---------- Data shown ----------
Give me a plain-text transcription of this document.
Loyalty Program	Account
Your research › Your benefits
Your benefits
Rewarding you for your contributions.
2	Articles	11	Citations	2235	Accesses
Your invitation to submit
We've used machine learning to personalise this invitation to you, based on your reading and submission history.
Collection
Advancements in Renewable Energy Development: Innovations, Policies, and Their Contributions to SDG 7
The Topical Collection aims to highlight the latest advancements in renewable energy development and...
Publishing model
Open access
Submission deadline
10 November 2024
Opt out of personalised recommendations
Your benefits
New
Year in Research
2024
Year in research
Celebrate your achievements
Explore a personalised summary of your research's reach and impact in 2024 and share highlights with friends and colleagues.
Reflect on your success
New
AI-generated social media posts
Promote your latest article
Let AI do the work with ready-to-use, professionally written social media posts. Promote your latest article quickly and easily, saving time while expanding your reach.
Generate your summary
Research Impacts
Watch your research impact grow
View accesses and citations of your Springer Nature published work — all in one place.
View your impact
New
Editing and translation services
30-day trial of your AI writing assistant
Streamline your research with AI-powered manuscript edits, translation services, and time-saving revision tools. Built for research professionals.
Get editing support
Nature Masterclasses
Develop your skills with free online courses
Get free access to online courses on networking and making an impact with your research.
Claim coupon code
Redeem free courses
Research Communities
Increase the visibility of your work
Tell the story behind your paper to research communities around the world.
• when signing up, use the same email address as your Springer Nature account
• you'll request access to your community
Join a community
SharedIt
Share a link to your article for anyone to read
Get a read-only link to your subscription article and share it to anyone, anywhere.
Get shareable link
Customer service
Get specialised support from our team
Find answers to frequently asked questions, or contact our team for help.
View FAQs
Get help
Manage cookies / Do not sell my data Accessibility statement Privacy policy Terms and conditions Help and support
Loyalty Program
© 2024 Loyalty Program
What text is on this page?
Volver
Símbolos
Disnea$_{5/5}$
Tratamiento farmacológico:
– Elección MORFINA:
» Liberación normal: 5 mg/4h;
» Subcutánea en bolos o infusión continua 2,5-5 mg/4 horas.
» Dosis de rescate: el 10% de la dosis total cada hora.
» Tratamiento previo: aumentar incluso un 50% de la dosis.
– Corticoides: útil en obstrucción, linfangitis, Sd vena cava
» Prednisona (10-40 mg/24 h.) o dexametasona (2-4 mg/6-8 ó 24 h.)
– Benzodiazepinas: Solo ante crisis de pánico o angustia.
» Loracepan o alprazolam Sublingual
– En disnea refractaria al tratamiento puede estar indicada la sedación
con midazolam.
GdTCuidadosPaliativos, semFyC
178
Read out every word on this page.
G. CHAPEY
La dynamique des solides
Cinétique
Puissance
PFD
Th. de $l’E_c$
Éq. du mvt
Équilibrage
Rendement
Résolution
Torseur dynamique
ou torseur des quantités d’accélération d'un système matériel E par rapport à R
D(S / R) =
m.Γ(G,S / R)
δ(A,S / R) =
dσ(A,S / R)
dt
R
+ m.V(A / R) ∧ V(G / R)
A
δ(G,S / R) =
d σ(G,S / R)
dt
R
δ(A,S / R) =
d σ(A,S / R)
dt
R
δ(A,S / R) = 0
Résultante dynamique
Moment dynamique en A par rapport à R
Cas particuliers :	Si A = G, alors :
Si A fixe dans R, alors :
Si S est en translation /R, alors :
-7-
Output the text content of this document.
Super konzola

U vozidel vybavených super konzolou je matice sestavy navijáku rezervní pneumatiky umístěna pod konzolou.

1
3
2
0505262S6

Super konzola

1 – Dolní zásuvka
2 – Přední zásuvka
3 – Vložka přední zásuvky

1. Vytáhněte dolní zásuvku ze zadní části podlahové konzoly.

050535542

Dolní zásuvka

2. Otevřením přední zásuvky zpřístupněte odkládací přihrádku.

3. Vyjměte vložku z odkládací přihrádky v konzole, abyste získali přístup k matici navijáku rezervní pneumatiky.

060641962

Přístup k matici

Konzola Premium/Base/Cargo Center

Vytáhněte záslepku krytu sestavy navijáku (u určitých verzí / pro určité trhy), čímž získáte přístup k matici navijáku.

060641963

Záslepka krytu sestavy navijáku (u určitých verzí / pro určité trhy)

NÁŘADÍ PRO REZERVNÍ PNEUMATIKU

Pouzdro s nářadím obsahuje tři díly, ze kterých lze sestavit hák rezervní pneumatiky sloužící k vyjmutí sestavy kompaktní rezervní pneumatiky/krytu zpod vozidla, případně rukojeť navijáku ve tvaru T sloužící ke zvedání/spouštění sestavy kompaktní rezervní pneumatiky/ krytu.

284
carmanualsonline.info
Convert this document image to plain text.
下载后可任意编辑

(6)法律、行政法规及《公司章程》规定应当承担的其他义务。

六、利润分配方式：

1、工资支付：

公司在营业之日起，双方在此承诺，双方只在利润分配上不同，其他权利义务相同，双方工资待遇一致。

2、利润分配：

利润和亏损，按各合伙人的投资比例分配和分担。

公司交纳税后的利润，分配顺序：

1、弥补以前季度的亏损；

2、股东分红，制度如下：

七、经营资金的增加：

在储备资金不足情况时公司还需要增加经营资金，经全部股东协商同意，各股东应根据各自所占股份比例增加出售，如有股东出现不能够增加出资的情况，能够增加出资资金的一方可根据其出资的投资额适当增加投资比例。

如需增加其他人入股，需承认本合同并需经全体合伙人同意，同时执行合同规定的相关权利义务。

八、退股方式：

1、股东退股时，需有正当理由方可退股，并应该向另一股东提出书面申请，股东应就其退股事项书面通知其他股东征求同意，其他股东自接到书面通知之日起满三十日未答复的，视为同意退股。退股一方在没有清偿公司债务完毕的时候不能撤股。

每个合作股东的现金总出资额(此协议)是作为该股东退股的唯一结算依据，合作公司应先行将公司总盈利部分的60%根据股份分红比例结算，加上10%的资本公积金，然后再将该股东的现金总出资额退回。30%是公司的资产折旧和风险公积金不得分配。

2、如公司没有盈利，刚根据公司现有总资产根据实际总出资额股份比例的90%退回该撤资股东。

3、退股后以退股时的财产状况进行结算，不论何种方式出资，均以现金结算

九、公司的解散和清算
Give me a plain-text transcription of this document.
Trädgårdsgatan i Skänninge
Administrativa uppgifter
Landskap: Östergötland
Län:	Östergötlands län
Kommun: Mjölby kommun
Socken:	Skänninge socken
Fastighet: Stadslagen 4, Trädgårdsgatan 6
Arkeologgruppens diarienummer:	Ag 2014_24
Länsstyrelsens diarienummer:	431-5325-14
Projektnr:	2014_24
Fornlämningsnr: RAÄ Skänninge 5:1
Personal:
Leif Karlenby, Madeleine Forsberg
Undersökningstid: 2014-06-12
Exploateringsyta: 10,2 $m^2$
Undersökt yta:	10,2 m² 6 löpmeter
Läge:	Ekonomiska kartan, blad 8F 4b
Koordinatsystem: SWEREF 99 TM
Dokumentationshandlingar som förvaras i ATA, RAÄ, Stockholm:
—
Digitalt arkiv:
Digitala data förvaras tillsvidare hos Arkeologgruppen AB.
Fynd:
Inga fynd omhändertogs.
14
----------
> [Requirement]: Copy every line of the data that holds the string "rapport".

> [Task solution]:
ou torseur des quantités d’accélération d'un système matériel E par rapport à R
Moment dynamique en A par rapport à R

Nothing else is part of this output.